- JOB: Take every line that has the string "code" and copy it out.

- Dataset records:
┄┄┄┄┄┄
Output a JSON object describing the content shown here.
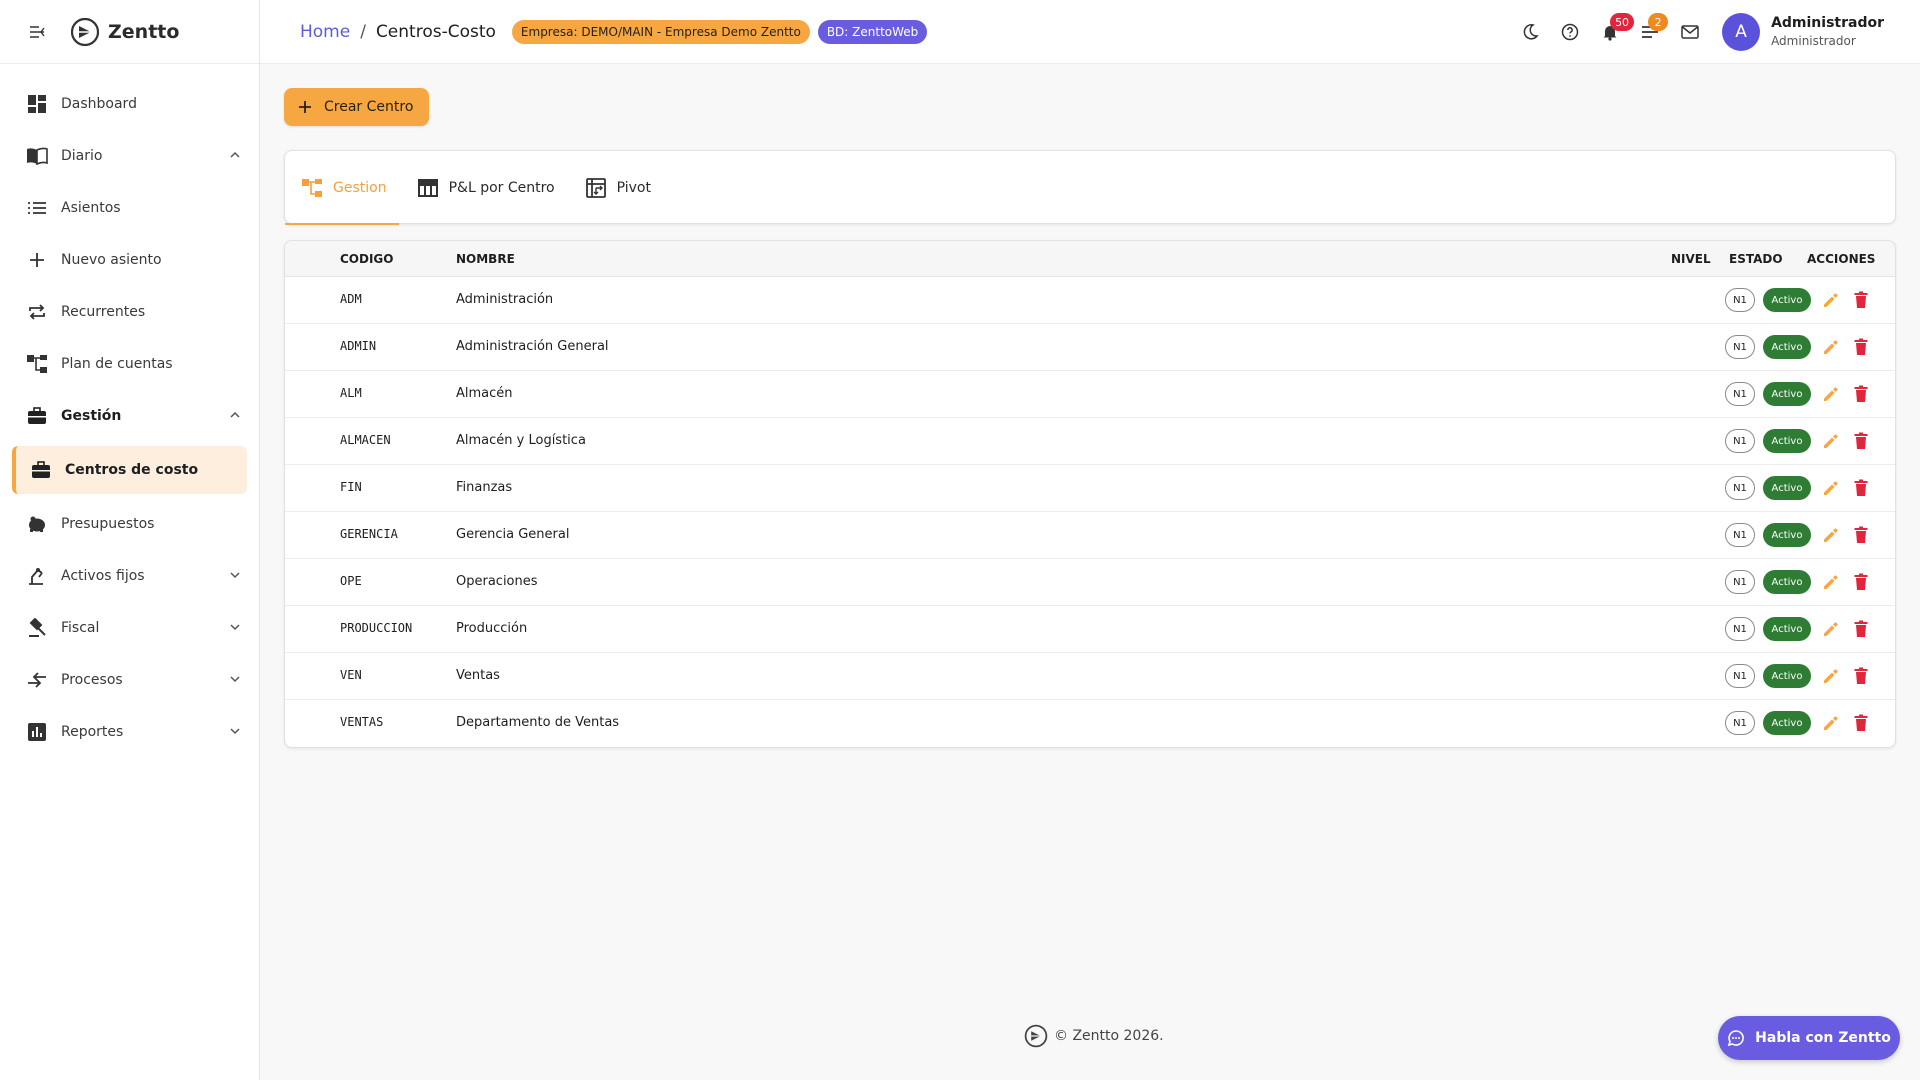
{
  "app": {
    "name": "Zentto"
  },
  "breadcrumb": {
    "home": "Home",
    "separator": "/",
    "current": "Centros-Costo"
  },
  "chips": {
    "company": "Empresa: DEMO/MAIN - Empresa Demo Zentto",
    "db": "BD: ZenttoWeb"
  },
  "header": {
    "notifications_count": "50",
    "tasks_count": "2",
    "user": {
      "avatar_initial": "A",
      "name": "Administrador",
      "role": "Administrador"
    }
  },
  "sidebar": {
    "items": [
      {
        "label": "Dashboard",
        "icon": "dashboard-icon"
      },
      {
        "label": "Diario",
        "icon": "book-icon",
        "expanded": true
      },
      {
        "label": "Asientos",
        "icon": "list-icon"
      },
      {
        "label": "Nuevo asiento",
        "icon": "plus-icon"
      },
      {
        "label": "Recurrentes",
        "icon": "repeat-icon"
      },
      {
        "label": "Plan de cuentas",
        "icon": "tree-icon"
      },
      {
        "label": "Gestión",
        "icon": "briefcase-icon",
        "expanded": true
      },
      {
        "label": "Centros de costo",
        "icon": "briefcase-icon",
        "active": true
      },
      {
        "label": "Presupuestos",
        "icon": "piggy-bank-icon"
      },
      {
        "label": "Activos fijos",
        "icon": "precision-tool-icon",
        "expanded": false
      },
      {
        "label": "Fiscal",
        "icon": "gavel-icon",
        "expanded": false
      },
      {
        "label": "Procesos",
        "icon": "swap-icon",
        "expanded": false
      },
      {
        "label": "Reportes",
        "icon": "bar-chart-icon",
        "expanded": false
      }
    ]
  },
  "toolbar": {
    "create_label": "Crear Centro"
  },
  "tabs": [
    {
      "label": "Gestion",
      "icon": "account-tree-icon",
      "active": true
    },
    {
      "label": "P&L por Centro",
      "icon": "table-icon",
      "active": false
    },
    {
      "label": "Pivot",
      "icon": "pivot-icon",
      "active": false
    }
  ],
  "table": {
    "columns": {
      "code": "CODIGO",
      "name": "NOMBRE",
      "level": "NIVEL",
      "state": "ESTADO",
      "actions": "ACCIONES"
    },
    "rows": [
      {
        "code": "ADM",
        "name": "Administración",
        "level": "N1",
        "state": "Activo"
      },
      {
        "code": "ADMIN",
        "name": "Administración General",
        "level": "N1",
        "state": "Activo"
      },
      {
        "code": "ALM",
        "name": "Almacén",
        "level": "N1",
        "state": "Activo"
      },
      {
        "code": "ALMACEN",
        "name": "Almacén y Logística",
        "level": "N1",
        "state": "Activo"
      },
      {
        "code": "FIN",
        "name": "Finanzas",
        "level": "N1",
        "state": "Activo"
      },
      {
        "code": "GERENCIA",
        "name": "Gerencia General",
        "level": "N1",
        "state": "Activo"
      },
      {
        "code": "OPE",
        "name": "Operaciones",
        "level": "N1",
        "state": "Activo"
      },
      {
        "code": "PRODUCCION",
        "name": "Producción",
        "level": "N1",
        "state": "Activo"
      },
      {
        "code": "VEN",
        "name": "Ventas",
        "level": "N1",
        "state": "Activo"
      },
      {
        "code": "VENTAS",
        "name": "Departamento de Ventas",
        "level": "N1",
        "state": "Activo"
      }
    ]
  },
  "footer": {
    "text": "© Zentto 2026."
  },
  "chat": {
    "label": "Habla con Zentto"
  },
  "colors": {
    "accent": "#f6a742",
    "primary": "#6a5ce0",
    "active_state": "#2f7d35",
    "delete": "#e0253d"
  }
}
┄┄┄┄┄┄
- PROBLEM SOLUTION:
      "code": "CODIGO",
        "code": "ADM",
        "code": "ADMIN",
        "code": "ALM",
        "code": "ALMACEN",
        "code": "FIN",
        "code": "GERENCIA",
        "code": "OPE",
        "code": "PRODUCCION",
        "code": "VEN",
        "code": "VENTAS",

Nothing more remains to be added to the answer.